--- Information given ---
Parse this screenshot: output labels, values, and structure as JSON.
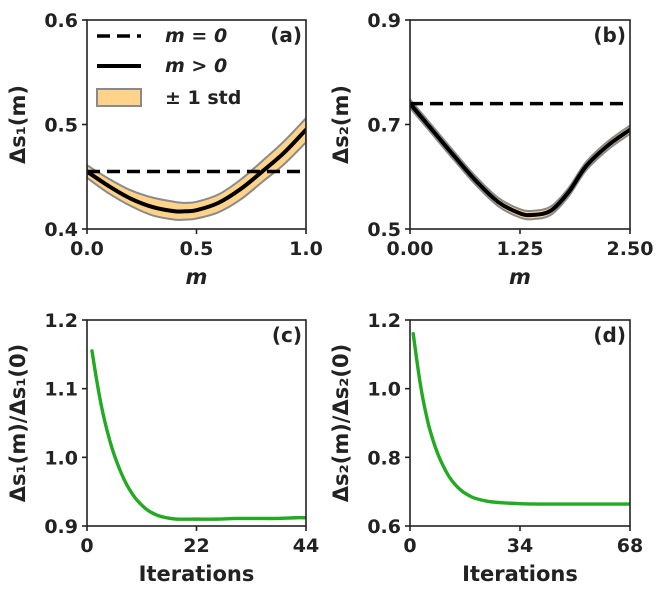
{
  "chart_data": [
    {
      "type": "line",
      "panel_label": "(a)",
      "xlabel": "m",
      "ylabel": "Δs₁(m)",
      "xlim": [
        0,
        1
      ],
      "ylim": [
        0.4,
        0.6
      ],
      "xticks": [
        "0.0",
        "0.5",
        "1.0"
      ],
      "yticks": [
        "0.4",
        "0.5",
        "0.6"
      ],
      "legend": {
        "position": "top-left",
        "entries": [
          "m = 0",
          "m > 0",
          "± 1 std"
        ]
      },
      "series": [
        {
          "name": "m = 0",
          "style": "dashed",
          "color": "#000000",
          "x": [
            0,
            1
          ],
          "y": [
            0.455,
            0.455
          ]
        },
        {
          "name": "m > 0",
          "style": "solid",
          "color": "#000000",
          "x": [
            0,
            0.1,
            0.2,
            0.3,
            0.4,
            0.45,
            0.5,
            0.6,
            0.7,
            0.8,
            0.9,
            1.0
          ],
          "y": [
            0.455,
            0.441,
            0.429,
            0.421,
            0.417,
            0.417,
            0.418,
            0.425,
            0.438,
            0.455,
            0.473,
            0.495
          ]
        },
        {
          "name": "± 1 std",
          "style": "band",
          "color": "#ffd38a",
          "x": [
            0,
            0.1,
            0.2,
            0.3,
            0.4,
            0.45,
            0.5,
            0.6,
            0.7,
            0.8,
            0.9,
            1.0
          ],
          "lower": [
            0.449,
            0.434,
            0.422,
            0.413,
            0.409,
            0.409,
            0.41,
            0.416,
            0.428,
            0.445,
            0.462,
            0.483
          ],
          "upper": [
            0.461,
            0.448,
            0.437,
            0.43,
            0.426,
            0.425,
            0.426,
            0.433,
            0.447,
            0.465,
            0.484,
            0.506
          ]
        }
      ]
    },
    {
      "type": "line",
      "panel_label": "(b)",
      "xlabel": "m",
      "ylabel": "Δs₂(m)",
      "xlim": [
        0,
        2.5
      ],
      "ylim": [
        0.5,
        0.9
      ],
      "xticks": [
        "0.00",
        "1.25",
        "2.50"
      ],
      "yticks": [
        "0.5",
        "0.7",
        "0.9"
      ],
      "series": [
        {
          "name": "m = 0",
          "style": "dashed",
          "color": "#000000",
          "x": [
            0,
            2.5
          ],
          "y": [
            0.74,
            0.74
          ]
        },
        {
          "name": "m > 0",
          "style": "solid",
          "color": "#000000",
          "x": [
            0,
            0.25,
            0.5,
            0.75,
            1.0,
            1.25,
            1.4,
            1.6,
            1.8,
            2.0,
            2.25,
            2.5
          ],
          "y": [
            0.74,
            0.69,
            0.64,
            0.592,
            0.552,
            0.53,
            0.527,
            0.535,
            0.57,
            0.62,
            0.66,
            0.69
          ]
        },
        {
          "name": "± 1 std",
          "style": "band",
          "color": "#ffd38a",
          "x": [
            0,
            0.25,
            0.5,
            0.75,
            1.0,
            1.25,
            1.4,
            1.6,
            1.8,
            2.0,
            2.25,
            2.5
          ],
          "lower": [
            0.732,
            0.682,
            0.632,
            0.584,
            0.544,
            0.522,
            0.519,
            0.527,
            0.562,
            0.612,
            0.652,
            0.682
          ],
          "upper": [
            0.748,
            0.698,
            0.648,
            0.6,
            0.56,
            0.538,
            0.535,
            0.543,
            0.578,
            0.628,
            0.668,
            0.698
          ]
        }
      ]
    },
    {
      "type": "line",
      "panel_label": "(c)",
      "xlabel": "Iterations",
      "ylabel": "Δs₁(m)/Δs₁(0)",
      "xlim": [
        0,
        44
      ],
      "ylim": [
        0.9,
        1.2
      ],
      "xticks": [
        "0",
        "22",
        "44"
      ],
      "yticks": [
        "0.9",
        "1.0",
        "1.1",
        "1.2"
      ],
      "series": [
        {
          "name": "",
          "style": "solid",
          "color": "#22aa22",
          "x": [
            1,
            2,
            3,
            4,
            5,
            6,
            7,
            8,
            9,
            10,
            12,
            14,
            16,
            18,
            22,
            26,
            30,
            34,
            38,
            42,
            44
          ],
          "y": [
            1.155,
            1.11,
            1.071,
            1.04,
            1.014,
            0.993,
            0.975,
            0.96,
            0.948,
            0.938,
            0.924,
            0.916,
            0.912,
            0.91,
            0.91,
            0.91,
            0.911,
            0.911,
            0.911,
            0.912,
            0.912
          ]
        }
      ]
    },
    {
      "type": "line",
      "panel_label": "(d)",
      "xlabel": "Iterations",
      "ylabel": "Δs₂(m)/Δs₂(0)",
      "xlim": [
        0,
        68
      ],
      "ylim": [
        0.6,
        1.2
      ],
      "xticks": [
        "0",
        "34",
        "68"
      ],
      "yticks": [
        "0.6",
        "0.8",
        "1.0",
        "1.2"
      ],
      "series": [
        {
          "name": "",
          "style": "solid",
          "color": "#22aa22",
          "x": [
            1,
            2,
            3,
            4,
            5,
            6,
            8,
            10,
            12,
            14,
            16,
            18,
            20,
            24,
            28,
            34,
            40,
            50,
            60,
            68
          ],
          "y": [
            1.16,
            1.09,
            1.025,
            0.97,
            0.925,
            0.885,
            0.825,
            0.78,
            0.745,
            0.72,
            0.702,
            0.69,
            0.681,
            0.672,
            0.668,
            0.665,
            0.664,
            0.664,
            0.664,
            0.664
          ]
        }
      ]
    }
  ]
}
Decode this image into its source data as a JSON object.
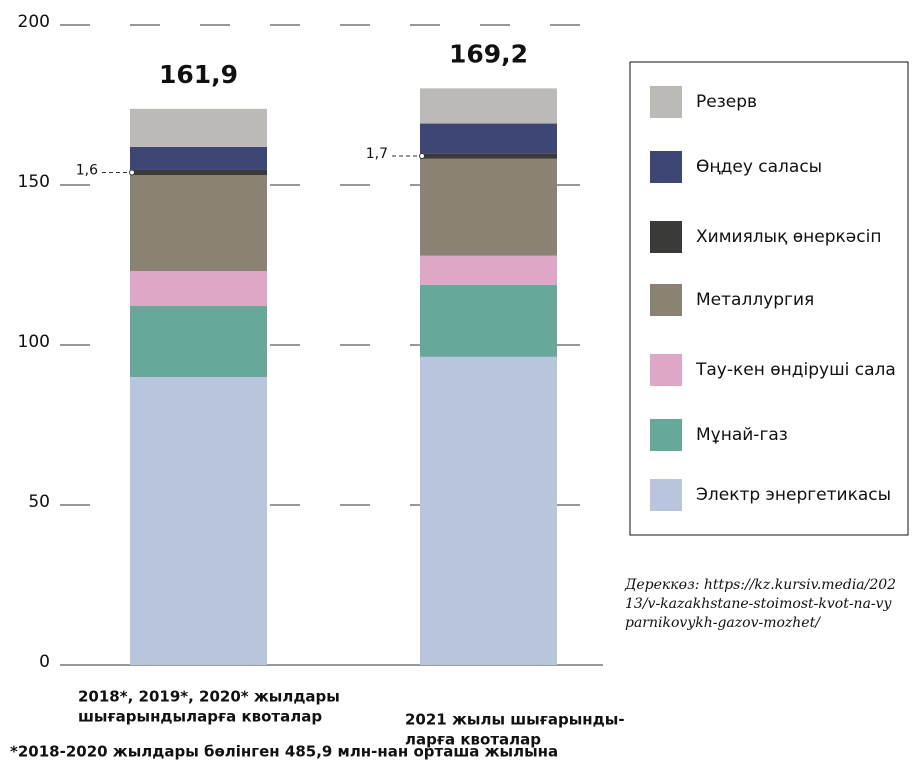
{
  "chart_data": {
    "type": "stacked_bar",
    "categories": [
      [
        "2018*, 2019*, 2020* жылдары",
        "шығарындыларға квоталар"
      ],
      [
        "2021 жылы шығарынды-",
        "ларға квоталар"
      ]
    ],
    "series": [
      {
        "name": "Электр энергетикасы",
        "color": "#b8c5dc",
        "values": [
          90,
          96.3
        ]
      },
      {
        "name": "Мұнай-газ",
        "color": "#68a89b",
        "values": [
          22.2,
          22.5
        ]
      },
      {
        "name": "Тау-кен өндіруші сала",
        "color": "#dda7c5",
        "values": [
          10.9,
          9.1
        ]
      },
      {
        "name": "Металлургия",
        "color": "#8a8374",
        "values": [
          30,
          30.3
        ]
      },
      {
        "name": "Химиялық өнеркәсіп",
        "color": "#3a3a38",
        "values": [
          1.6,
          1.7
        ],
        "value_labels": [
          "1,6",
          "1,7"
        ]
      },
      {
        "name": "Өңдеу саласы",
        "color": "#3e4676",
        "values": [
          7.2,
          9.3
        ]
      },
      {
        "name": "Резерв",
        "color": "#bbbab6",
        "values": [
          11.9,
          11
        ]
      }
    ],
    "annotations": [
      "161,9",
      "169,2"
    ],
    "source": [
      "Дереккөз: https://kz.kursiv.media/202",
      "13/v-kazakhstane-stoimost-kvot-na-vy",
      "parnikovykh-gazov-mozhet/"
    ],
    "footnote": "*2018-2020 жылдары бөлінген 485,9 млн-нан орташа жылына",
    "ylim": [
      0,
      200
    ],
    "yticks": [
      0,
      50,
      100,
      150,
      200
    ],
    "grid": true,
    "legend": "right"
  }
}
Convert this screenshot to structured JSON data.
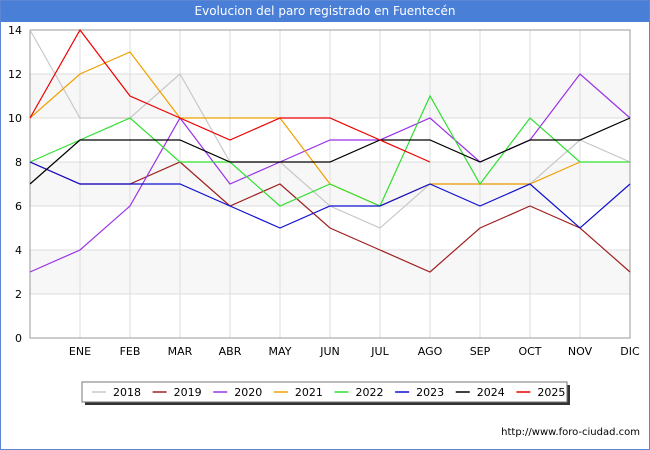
{
  "chart_data": {
    "type": "line",
    "title": "Evolucion del paro registrado en Fuentecén",
    "categories": [
      "",
      "ENE",
      "FEB",
      "MAR",
      "ABR",
      "MAY",
      "JUN",
      "JUL",
      "AGO",
      "SEP",
      "OCT",
      "NOV",
      "DIC"
    ],
    "ylim": [
      0,
      14
    ],
    "yticks": [
      "0",
      "2",
      "4",
      "6",
      "8",
      "10",
      "12",
      "14"
    ],
    "grid": true,
    "legend_position": "bottom",
    "series": [
      {
        "name": "2018",
        "color": "#c8c8c8",
        "values": [
          14,
          10,
          10,
          12,
          8,
          8,
          6,
          5,
          7,
          7,
          7,
          9,
          8
        ]
      },
      {
        "name": "2019",
        "color": "#a02020",
        "values": [
          8,
          7,
          7,
          8,
          6,
          7,
          5,
          4,
          3,
          5,
          6,
          5,
          3
        ]
      },
      {
        "name": "2020",
        "color": "#9a32e6",
        "values": [
          3,
          4,
          6,
          10,
          7,
          8,
          9,
          9,
          10,
          8,
          9,
          12,
          10
        ]
      },
      {
        "name": "2021",
        "color": "#f0a000",
        "values": [
          10,
          12,
          13,
          10,
          10,
          10,
          7,
          6,
          7,
          7,
          7,
          8,
          null
        ]
      },
      {
        "name": "2022",
        "color": "#30e030",
        "values": [
          8,
          9,
          10,
          8,
          8,
          6,
          7,
          6,
          11,
          7,
          10,
          8,
          8
        ]
      },
      {
        "name": "2023",
        "color": "#1010d0",
        "values": [
          8,
          7,
          7,
          7,
          6,
          5,
          6,
          6,
          7,
          6,
          7,
          5,
          7
        ]
      },
      {
        "name": "2024",
        "color": "#000000",
        "values": [
          7,
          9,
          9,
          9,
          8,
          8,
          8,
          9,
          9,
          8,
          9,
          9,
          10
        ]
      },
      {
        "name": "2025",
        "color": "#ee0000",
        "values": [
          10,
          14,
          11,
          10,
          9,
          10,
          10,
          9,
          8,
          null,
          null,
          null,
          null
        ]
      }
    ]
  },
  "footer": "http://www.foro-ciudad.com"
}
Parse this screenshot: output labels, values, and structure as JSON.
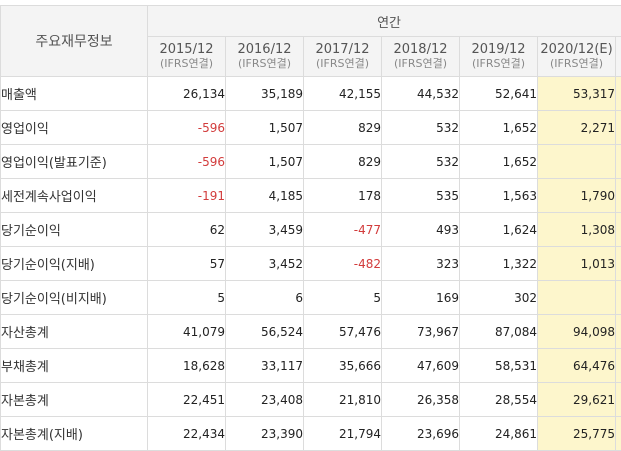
{
  "header": {
    "title": "주요재무정보",
    "annual_label": "연간",
    "periods": [
      {
        "year": "2015/12",
        "basis": "(IFRS연결)",
        "estimate": false
      },
      {
        "year": "2016/12",
        "basis": "(IFRS연결)",
        "estimate": false
      },
      {
        "year": "2017/12",
        "basis": "(IFRS연결)",
        "estimate": false
      },
      {
        "year": "2018/12",
        "basis": "(IFRS연결)",
        "estimate": false
      },
      {
        "year": "2019/12",
        "basis": "(IFRS연결)",
        "estimate": false
      },
      {
        "year": "2020/12(E)",
        "basis": "(IFRS연결)",
        "estimate": true
      }
    ]
  },
  "colors": {
    "negative": "#d23c3c",
    "estimate_bg": "#fdf6cc",
    "header_bg": "#f4f4f4",
    "border": "#dcdcdc"
  },
  "rows": [
    {
      "label": "매출액",
      "indent": false,
      "values": [
        "26,134",
        "35,189",
        "42,155",
        "44,532",
        "52,641",
        "53,317"
      ]
    },
    {
      "label": "영업이익",
      "indent": false,
      "values": [
        "-596",
        "1,507",
        "829",
        "532",
        "1,652",
        "2,271"
      ]
    },
    {
      "label": "영업이익(발표기준)",
      "indent": false,
      "values": [
        "-596",
        "1,507",
        "829",
        "532",
        "1,652",
        ""
      ]
    },
    {
      "label": "세전계속사업이익",
      "indent": false,
      "values": [
        "-191",
        "4,185",
        "178",
        "535",
        "1,563",
        "1,790"
      ]
    },
    {
      "label": "당기순이익",
      "indent": false,
      "values": [
        "62",
        "3,459",
        "-477",
        "493",
        "1,624",
        "1,308"
      ]
    },
    {
      "label": "당기순이익(지배)",
      "indent": true,
      "values": [
        "57",
        "3,452",
        "-482",
        "323",
        "1,322",
        "1,013"
      ]
    },
    {
      "label": "당기순이익(비지배)",
      "indent": true,
      "values": [
        "5",
        "6",
        "5",
        "169",
        "302",
        ""
      ]
    },
    {
      "label": "자산총계",
      "indent": false,
      "values": [
        "41,079",
        "56,524",
        "57,476",
        "73,967",
        "87,084",
        "94,098"
      ]
    },
    {
      "label": "부채총계",
      "indent": false,
      "values": [
        "18,628",
        "33,117",
        "35,666",
        "47,609",
        "58,531",
        "64,476"
      ]
    },
    {
      "label": "자본총계",
      "indent": false,
      "values": [
        "22,451",
        "23,408",
        "21,810",
        "26,358",
        "28,554",
        "29,621"
      ]
    },
    {
      "label": "자본총계(지배)",
      "indent": true,
      "values": [
        "22,434",
        "23,390",
        "21,794",
        "23,696",
        "24,861",
        "25,775"
      ]
    }
  ]
}
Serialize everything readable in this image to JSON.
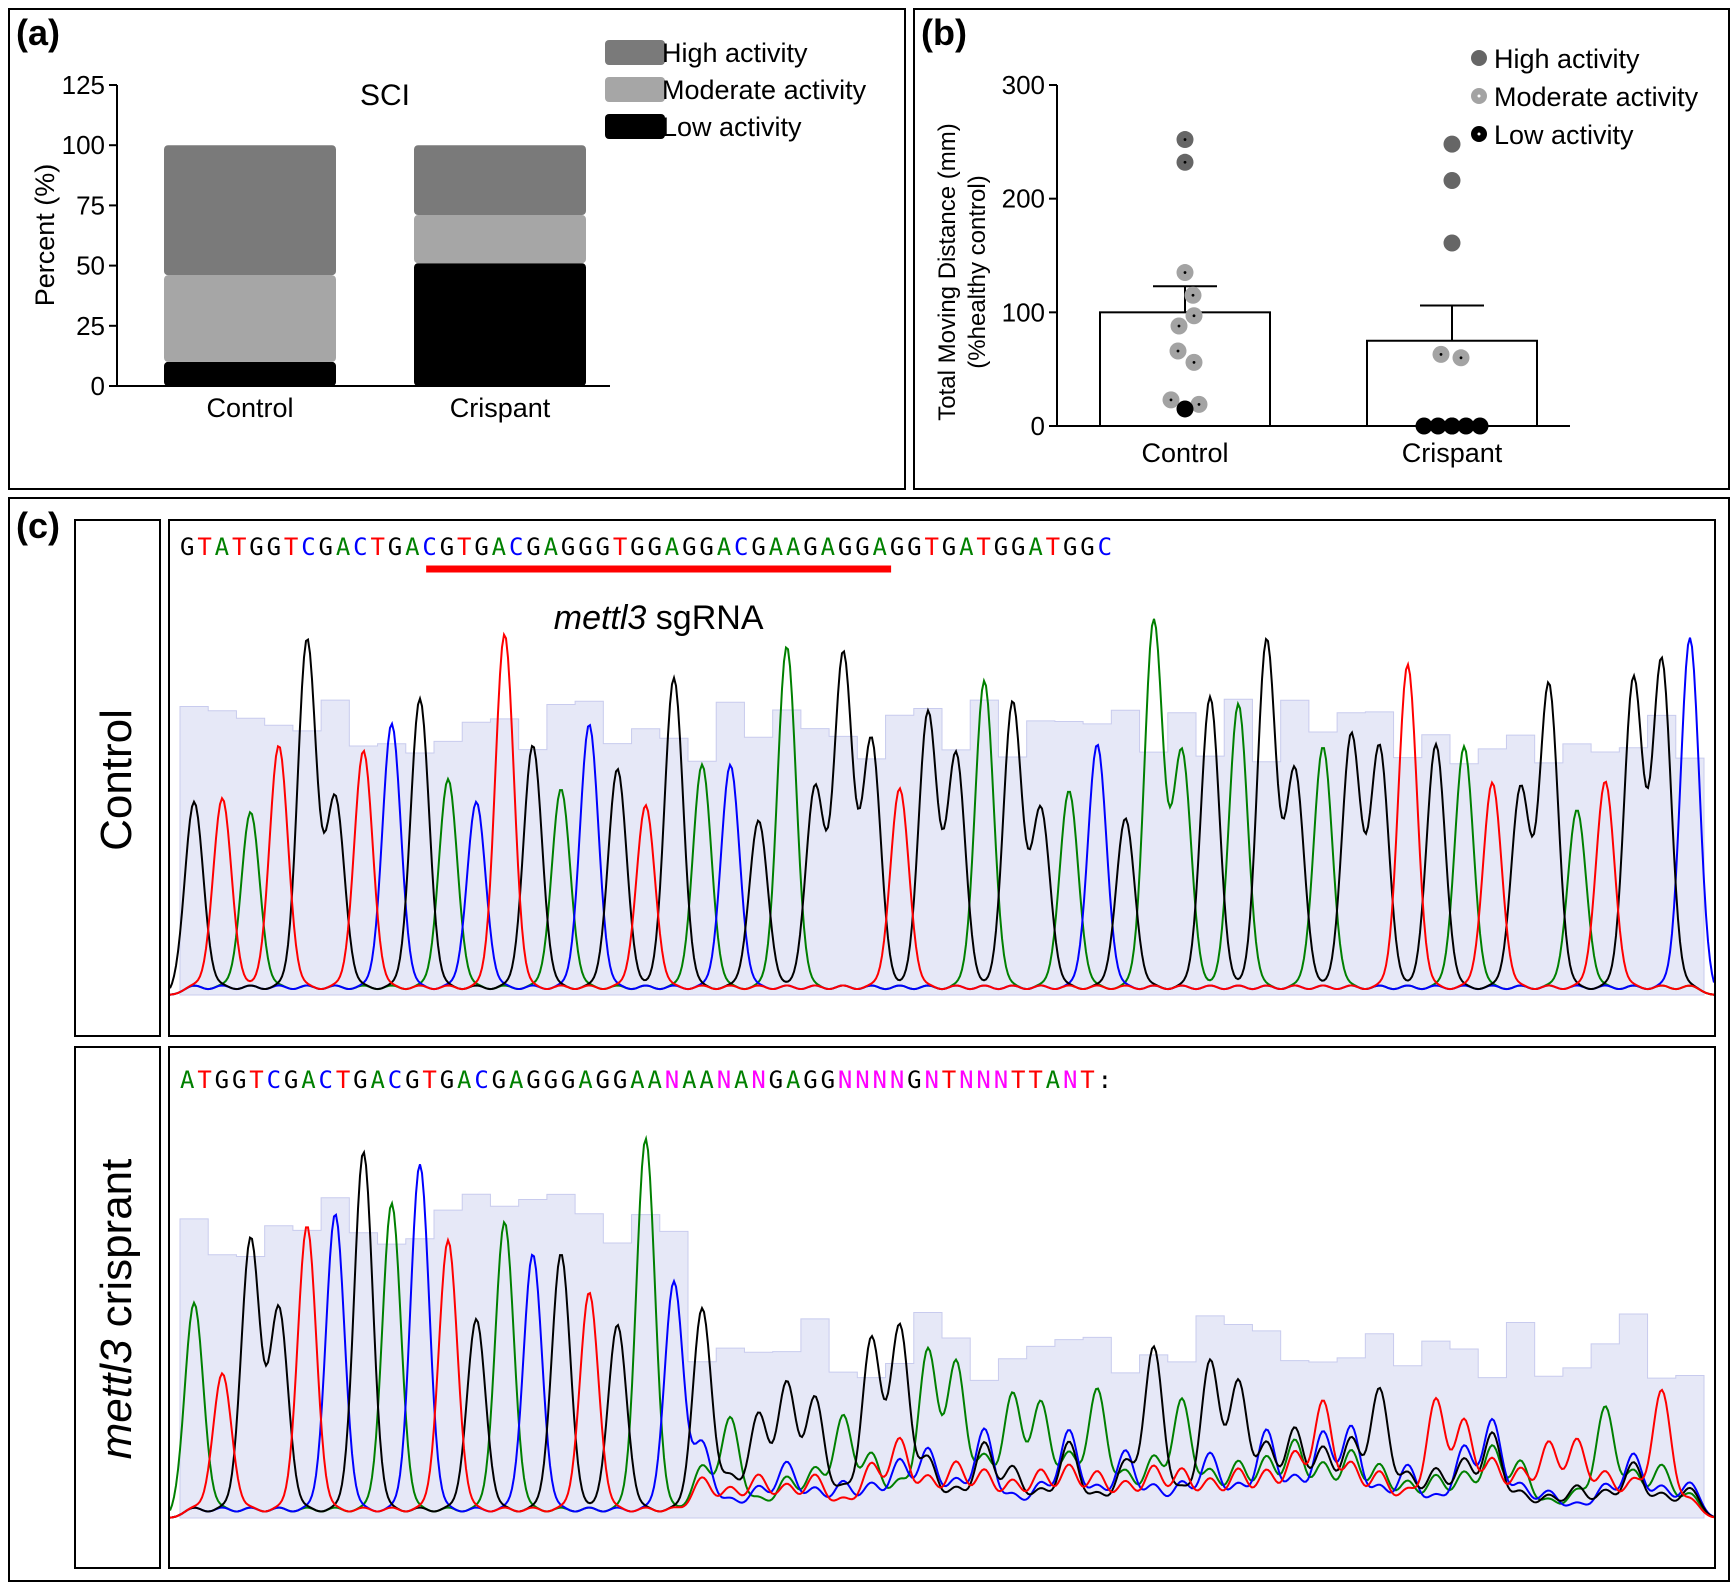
---
> _Task to carry out_
Working from the entries above, return all lines that contain "year".

> _Written answer_
        "year": "2015/12",
        "year": "2016/12",
        "year": "2017/12",
        "year": "2018/12",
        "year": "2019/12",
        "year": "2020/12(E)",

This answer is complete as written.